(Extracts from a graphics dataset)
┏━━
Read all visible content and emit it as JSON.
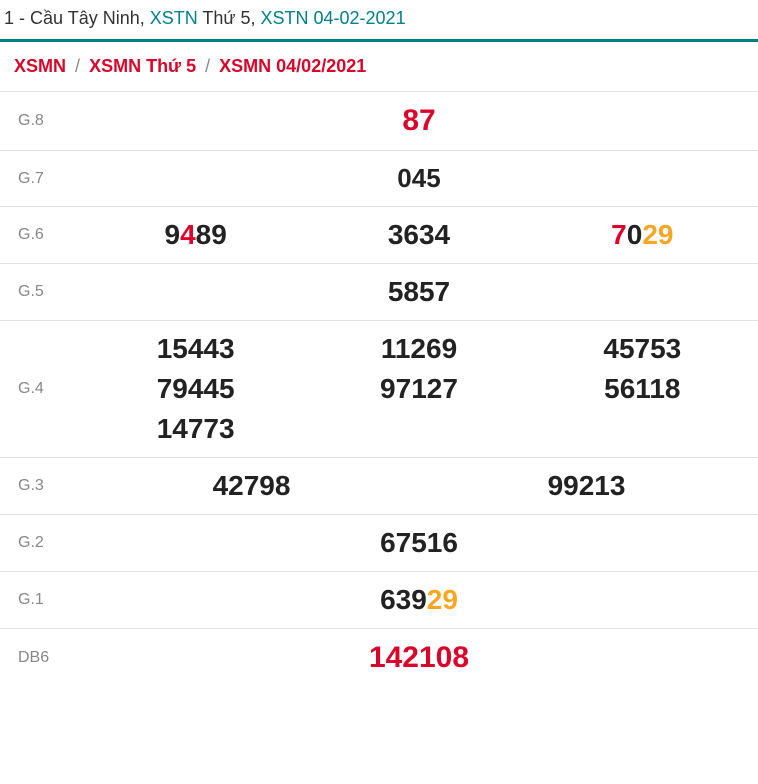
{
  "header": {
    "prefix": "1 - Cầu Tây Ninh, ",
    "link1": "XSTN",
    "mid": " Thứ 5, ",
    "link2": "XSTN 04-02-2021"
  },
  "breadcrumb": {
    "items": [
      "XSMN",
      "XSMN Thứ 5",
      "XSMN 04/02/2021"
    ],
    "sep": "/"
  },
  "colors": {
    "accent": "#00818a",
    "highlight_red": "#d9052a",
    "highlight_yellow": "#f5a623",
    "label_grey": "#888888",
    "border": "#e0e0e0",
    "text": "#222222"
  },
  "typography": {
    "header_fontsize": 18,
    "breadcrumb_fontsize": 18,
    "label_fontsize": 16,
    "number_fontsize": 28,
    "big_number_fontsize": 30
  },
  "rows": [
    {
      "label": "G.8",
      "class": "row-g8",
      "cells": [
        {
          "span": "full",
          "segments": [
            {
              "t": "87",
              "c": "red"
            }
          ]
        }
      ]
    },
    {
      "label": "G.7",
      "class": "row-g7",
      "cells": [
        {
          "span": "full",
          "segments": [
            {
              "t": "045"
            }
          ]
        }
      ]
    },
    {
      "label": "G.6",
      "class": "",
      "cells": [
        {
          "span": "third",
          "segments": [
            {
              "t": "9"
            },
            {
              "t": "4",
              "c": "red"
            },
            {
              "t": "89"
            }
          ]
        },
        {
          "span": "third",
          "segments": [
            {
              "t": "3634"
            }
          ]
        },
        {
          "span": "third",
          "segments": [
            {
              "t": "7",
              "c": "red"
            },
            {
              "t": "0"
            },
            {
              "t": "29",
              "c": "yellow"
            }
          ]
        }
      ]
    },
    {
      "label": "G.5",
      "class": "",
      "cells": [
        {
          "span": "full",
          "segments": [
            {
              "t": "5857"
            }
          ]
        }
      ]
    },
    {
      "label": "G.4",
      "class": "",
      "cells": [
        {
          "span": "third",
          "segments": [
            {
              "t": "15443"
            }
          ]
        },
        {
          "span": "third",
          "segments": [
            {
              "t": "11269"
            }
          ]
        },
        {
          "span": "third",
          "segments": [
            {
              "t": "45753"
            }
          ]
        },
        {
          "span": "third",
          "segments": [
            {
              "t": "79445"
            }
          ]
        },
        {
          "span": "third",
          "segments": [
            {
              "t": "97127"
            }
          ]
        },
        {
          "span": "third",
          "segments": [
            {
              "t": "56118"
            }
          ]
        },
        {
          "span": "third",
          "segments": [
            {
              "t": "14773"
            }
          ]
        },
        {
          "span": "third",
          "segments": [
            {
              "t": ""
            }
          ]
        },
        {
          "span": "third",
          "segments": [
            {
              "t": ""
            }
          ]
        }
      ]
    },
    {
      "label": "G.3",
      "class": "",
      "cells": [
        {
          "span": "half",
          "segments": [
            {
              "t": "42798"
            }
          ]
        },
        {
          "span": "half",
          "segments": [
            {
              "t": "99213"
            }
          ]
        }
      ]
    },
    {
      "label": "G.2",
      "class": "",
      "cells": [
        {
          "span": "full",
          "segments": [
            {
              "t": "67516"
            }
          ]
        }
      ]
    },
    {
      "label": "G.1",
      "class": "",
      "cells": [
        {
          "span": "full",
          "segments": [
            {
              "t": "639"
            },
            {
              "t": "29",
              "c": "yellow"
            }
          ]
        }
      ]
    },
    {
      "label": "DB6",
      "class": "row-db",
      "cells": [
        {
          "span": "full",
          "segments": [
            {
              "t": "142108",
              "c": "red"
            }
          ]
        }
      ]
    }
  ]
}
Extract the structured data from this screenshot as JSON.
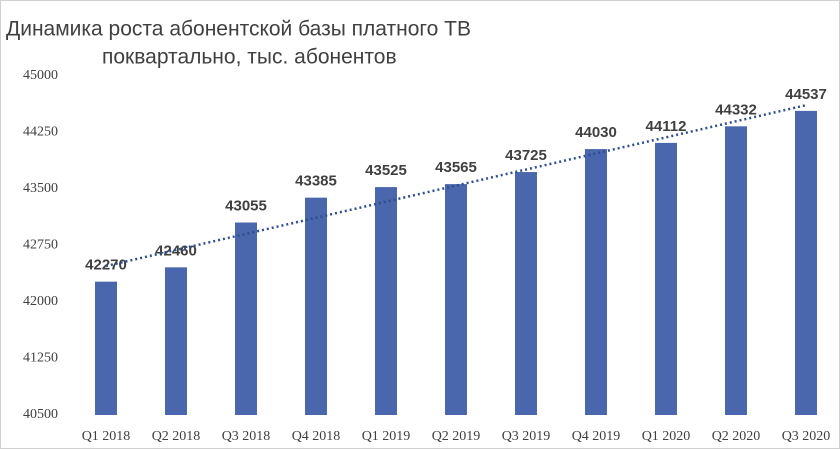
{
  "chart_data": {
    "type": "bar",
    "title": "Динамика роста абонентской базы платного ТВ",
    "subtitle": "поквартально, тыс. абонентов",
    "categories": [
      "Q1 2018",
      "Q2 2018",
      "Q3 2018",
      "Q4 2018",
      "Q1 2019",
      "Q2 2019",
      "Q3 2019",
      "Q4 2019",
      "Q1 2020",
      "Q2 2020",
      "Q3 2020"
    ],
    "values": [
      42270,
      42460,
      43055,
      43385,
      43525,
      43565,
      43725,
      44030,
      44112,
      44332,
      44537
    ],
    "color": "#4a66ac",
    "ylim": [
      40500,
      45000
    ],
    "yticks": [
      40500,
      41250,
      42000,
      42750,
      43500,
      44250,
      45000
    ],
    "grid": false,
    "trendline": true,
    "trendline_color": "#2f4f91"
  }
}
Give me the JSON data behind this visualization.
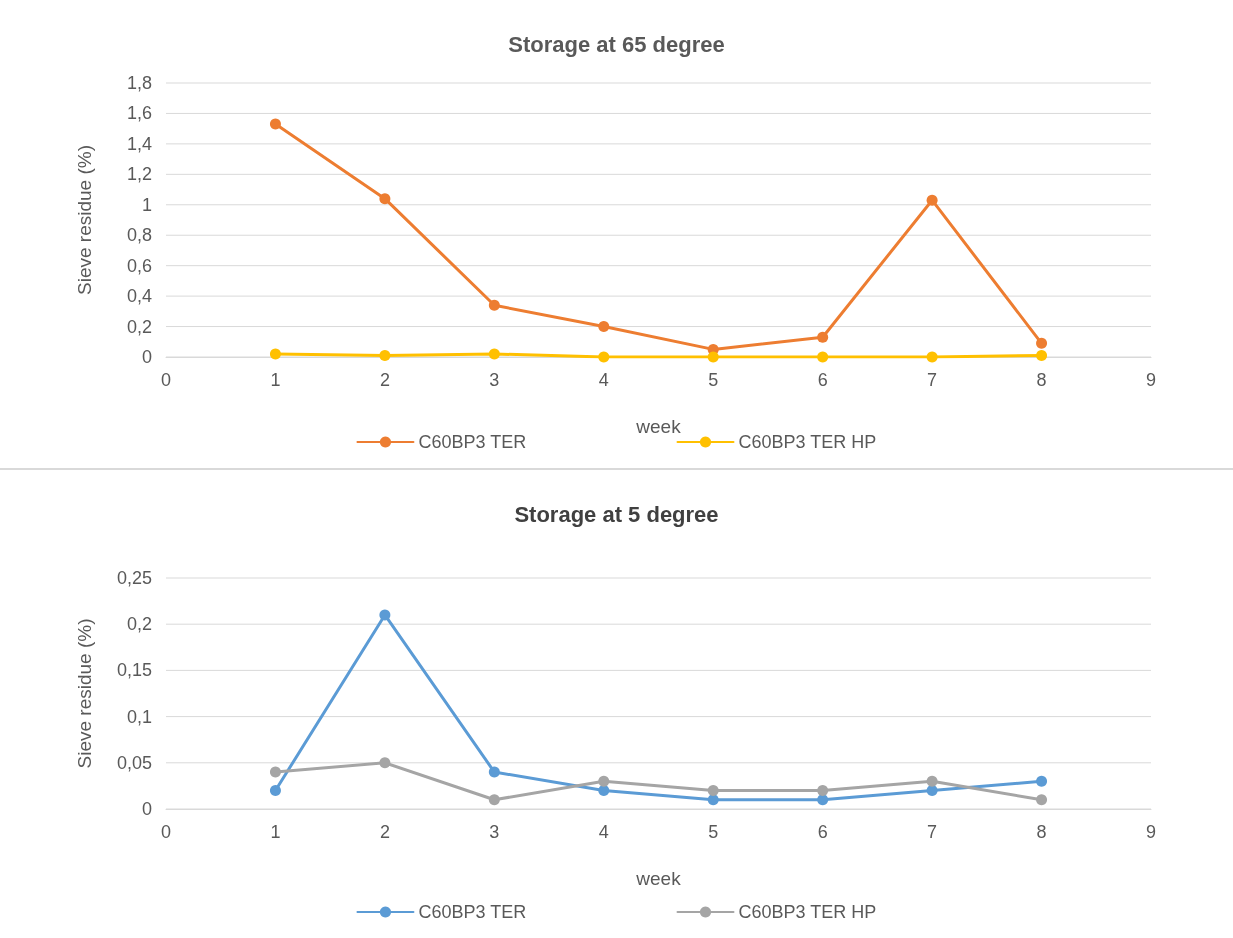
{
  "chart_data": [
    {
      "type": "line",
      "title": "Storage at 65 degree",
      "xlabel": "week",
      "ylabel": "Sieve residue (%)",
      "x": [
        1,
        2,
        3,
        4,
        5,
        6,
        7,
        8
      ],
      "xlim": [
        0,
        9
      ],
      "xticks": [
        {
          "value": 0,
          "label": "0"
        },
        1,
        2,
        3,
        4,
        5,
        6,
        7,
        8,
        9
      ],
      "ylim": [
        0,
        1.8
      ],
      "yticks": [
        {
          "value": 0,
          "label": "0"
        },
        {
          "value": 0.2,
          "label": "0,2"
        },
        {
          "value": 0.4,
          "label": "0,4"
        },
        {
          "value": 0.6,
          "label": "0,6"
        },
        {
          "value": 0.8,
          "label": "0,8"
        },
        1,
        {
          "value": 1.2,
          "label": "1,2"
        },
        {
          "value": 1.4,
          "label": "1,4"
        },
        {
          "value": 1.6,
          "label": "1,6"
        },
        {
          "value": 1.8,
          "label": "1,8"
        }
      ],
      "grid": "y",
      "legend": "bottom",
      "marker": "circle",
      "line_style": "solid",
      "series": [
        {
          "name": "C60BP3 TER",
          "color": "#ed7d31",
          "values": [
            1.53,
            1.04,
            0.34,
            0.2,
            0.05,
            0.13,
            1.03,
            0.09
          ]
        },
        {
          "name": "C60BP3 TER HP",
          "color": "#ffc000",
          "values": [
            0.02,
            0.01,
            0.02,
            0,
            0,
            0,
            0,
            0.01
          ]
        }
      ]
    },
    {
      "type": "line",
      "title": "Storage at 5 degree",
      "xlabel": "week",
      "ylabel": "Sieve residue (%)",
      "x": [
        1,
        2,
        3,
        4,
        5,
        6,
        7,
        8
      ],
      "xlim": [
        0,
        9
      ],
      "xticks": [
        {
          "value": 0,
          "label": "0"
        },
        1,
        2,
        3,
        4,
        5,
        6,
        7,
        8,
        9
      ],
      "ylim": [
        0,
        0.25
      ],
      "yticks": [
        {
          "value": 0,
          "label": "0"
        },
        {
          "value": 0.05,
          "label": "0,05"
        },
        {
          "value": 0.1,
          "label": "0,1"
        },
        {
          "value": 0.15,
          "label": "0,15"
        },
        {
          "value": 0.2,
          "label": "0,2"
        },
        {
          "value": 0.25,
          "label": "0,25"
        }
      ],
      "grid": "y",
      "legend": "bottom",
      "marker": "circle",
      "line_style": "solid",
      "series": [
        {
          "name": "C60BP3 TER",
          "color": "#5b9bd5",
          "values": [
            0.02,
            0.21,
            0.04,
            0.02,
            0.01,
            0.01,
            0.02,
            0.03
          ]
        },
        {
          "name": "C60BP3 TER HP",
          "color": "#a5a5a5",
          "values": [
            0.04,
            0.05,
            0.01,
            0.03,
            0.02,
            0.02,
            0.03,
            0.01
          ]
        }
      ]
    }
  ]
}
┗━━
__Work instructions__. Leave every image out, and retype the material exactly.

__Reply__.
Read all visible content and emit it as JSON.
{
  "header": {
    "prefix": "1 - Cầu Tây Ninh, ",
    "link1": "XSTN",
    "mid": " Thứ 5, ",
    "link2": "XSTN 04-02-2021"
  },
  "breadcrumb": {
    "items": [
      "XSMN",
      "XSMN Thứ 5",
      "XSMN 04/02/2021"
    ],
    "sep": "/"
  },
  "colors": {
    "accent": "#00818a",
    "highlight_red": "#d9052a",
    "highlight_yellow": "#f5a623",
    "label_grey": "#888888",
    "border": "#e0e0e0",
    "text": "#222222"
  },
  "typography": {
    "header_fontsize": 18,
    "breadcrumb_fontsize": 18,
    "label_fontsize": 16,
    "number_fontsize": 28,
    "big_number_fontsize": 30
  },
  "rows": [
    {
      "label": "G.8",
      "class": "row-g8",
      "cells": [
        {
          "span": "full",
          "segments": [
            {
              "t": "87",
              "c": "red"
            }
          ]
        }
      ]
    },
    {
      "label": "G.7",
      "class": "row-g7",
      "cells": [
        {
          "span": "full",
          "segments": [
            {
              "t": "045"
            }
          ]
        }
      ]
    },
    {
      "label": "G.6",
      "class": "",
      "cells": [
        {
          "span": "third",
          "segments": [
            {
              "t": "9"
            },
            {
              "t": "4",
              "c": "red"
            },
            {
              "t": "89"
            }
          ]
        },
        {
          "span": "third",
          "segments": [
            {
              "t": "3634"
            }
          ]
        },
        {
          "span": "third",
          "segments": [
            {
              "t": "7",
              "c": "red"
            },
            {
              "t": "0"
            },
            {
              "t": "29",
              "c": "yellow"
            }
          ]
        }
      ]
    },
    {
      "label": "G.5",
      "class": "",
      "cells": [
        {
          "span": "full",
          "segments": [
            {
              "t": "5857"
            }
          ]
        }
      ]
    },
    {
      "label": "G.4",
      "class": "",
      "cells": [
        {
          "span": "third",
          "segments": [
            {
              "t": "15443"
            }
          ]
        },
        {
          "span": "third",
          "segments": [
            {
              "t": "11269"
            }
          ]
        },
        {
          "span": "third",
          "segments": [
            {
              "t": "45753"
            }
          ]
        },
        {
          "span": "third",
          "segments": [
            {
              "t": "79445"
            }
          ]
        },
        {
          "span": "third",
          "segments": [
            {
              "t": "97127"
            }
          ]
        },
        {
          "span": "third",
          "segments": [
            {
              "t": "56118"
            }
          ]
        },
        {
          "span": "third",
          "segments": [
            {
              "t": "14773"
            }
          ]
        },
        {
          "span": "third",
          "segments": [
            {
              "t": ""
            }
          ]
        },
        {
          "span": "third",
          "segments": [
            {
              "t": ""
            }
          ]
        }
      ]
    },
    {
      "label": "G.3",
      "class": "",
      "cells": [
        {
          "span": "half",
          "segments": [
            {
              "t": "42798"
            }
          ]
        },
        {
          "span": "half",
          "segments": [
            {
              "t": "99213"
            }
          ]
        }
      ]
    },
    {
      "label": "G.2",
      "class": "",
      "cells": [
        {
          "span": "full",
          "segments": [
            {
              "t": "67516"
            }
          ]
        }
      ]
    },
    {
      "label": "G.1",
      "class": "",
      "cells": [
        {
          "span": "full",
          "segments": [
            {
              "t": "639"
            },
            {
              "t": "29",
              "c": "yellow"
            }
          ]
        }
      ]
    },
    {
      "label": "DB6",
      "class": "row-db",
      "cells": [
        {
          "span": "full",
          "segments": [
            {
              "t": "142108",
              "c": "red"
            }
          ]
        }
      ]
    }
  ]
}
Extract the structured data from this screenshot as JSON.
{
  "chart_data": {
    "type": "bar",
    "title": "Динамика роста абонентской базы платного ТВ",
    "subtitle": "поквартально, тыс. абонентов",
    "categories": [
      "Q1 2018",
      "Q2 2018",
      "Q3 2018",
      "Q4 2018",
      "Q1 2019",
      "Q2 2019",
      "Q3 2019",
      "Q4 2019",
      "Q1 2020",
      "Q2 2020",
      "Q3 2020"
    ],
    "values": [
      42270,
      42460,
      43055,
      43385,
      43525,
      43565,
      43725,
      44030,
      44112,
      44332,
      44537
    ],
    "color": "#4a66ac",
    "ylim": [
      40500,
      45000
    ],
    "yticks": [
      40500,
      41250,
      42000,
      42750,
      43500,
      44250,
      45000
    ],
    "grid": false,
    "trendline": true,
    "trendline_color": "#2f4f91"
  }
}
Give me the JSON data behind this visualization.
{
  "chart_data": [
    {
      "type": "line",
      "title": "Storage at 65 degree",
      "xlabel": "week",
      "ylabel": "Sieve residue (%)",
      "x": [
        1,
        2,
        3,
        4,
        5,
        6,
        7,
        8
      ],
      "xlim": [
        0,
        9
      ],
      "xticks": [
        {
          "value": 0,
          "label": "0"
        },
        1,
        2,
        3,
        4,
        5,
        6,
        7,
        8,
        9
      ],
      "ylim": [
        0,
        1.8
      ],
      "yticks": [
        {
          "value": 0,
          "label": "0"
        },
        {
          "value": 0.2,
          "label": "0,2"
        },
        {
          "value": 0.4,
          "label": "0,4"
        },
        {
          "value": 0.6,
          "label": "0,6"
        },
        {
          "value": 0.8,
          "label": "0,8"
        },
        1,
        {
          "value": 1.2,
          "label": "1,2"
        },
        {
          "value": 1.4,
          "label": "1,4"
        },
        {
          "value": 1.6,
          "label": "1,6"
        },
        {
          "value": 1.8,
          "label": "1,8"
        }
      ],
      "grid": "y",
      "legend": "bottom",
      "marker": "circle",
      "line_style": "solid",
      "series": [
        {
          "name": "C60BP3 TER",
          "color": "#ed7d31",
          "values": [
            1.53,
            1.04,
            0.34,
            0.2,
            0.05,
            0.13,
            1.03,
            0.09
          ]
        },
        {
          "name": "C60BP3 TER HP",
          "color": "#ffc000",
          "values": [
            0.02,
            0.01,
            0.02,
            0,
            0,
            0,
            0,
            0.01
          ]
        }
      ]
    },
    {
      "type": "line",
      "title": "Storage at 5 degree",
      "xlabel": "week",
      "ylabel": "Sieve residue (%)",
      "x": [
        1,
        2,
        3,
        4,
        5,
        6,
        7,
        8
      ],
      "xlim": [
        0,
        9
      ],
      "xticks": [
        {
          "value": 0,
          "label": "0"
        },
        1,
        2,
        3,
        4,
        5,
        6,
        7,
        8,
        9
      ],
      "ylim": [
        0,
        0.25
      ],
      "yticks": [
        {
          "value": 0,
          "label": "0"
        },
        {
          "value": 0.05,
          "label": "0,05"
        },
        {
          "value": 0.1,
          "label": "0,1"
        },
        {
          "value": 0.15,
          "label": "0,15"
        },
        {
          "value": 0.2,
          "label": "0,2"
        },
        {
          "value": 0.25,
          "label": "0,25"
        }
      ],
      "grid": "y",
      "legend": "bottom",
      "marker": "circle",
      "line_style": "solid",
      "series": [
        {
          "name": "C60BP3 TER",
          "color": "#5b9bd5",
          "values": [
            0.02,
            0.21,
            0.04,
            0.02,
            0.01,
            0.01,
            0.02,
            0.03
          ]
        },
        {
          "name": "C60BP3 TER HP",
          "color": "#a5a5a5",
          "values": [
            0.04,
            0.05,
            0.01,
            0.03,
            0.02,
            0.02,
            0.03,
            0.01
          ]
        }
      ]
    }
  ]
}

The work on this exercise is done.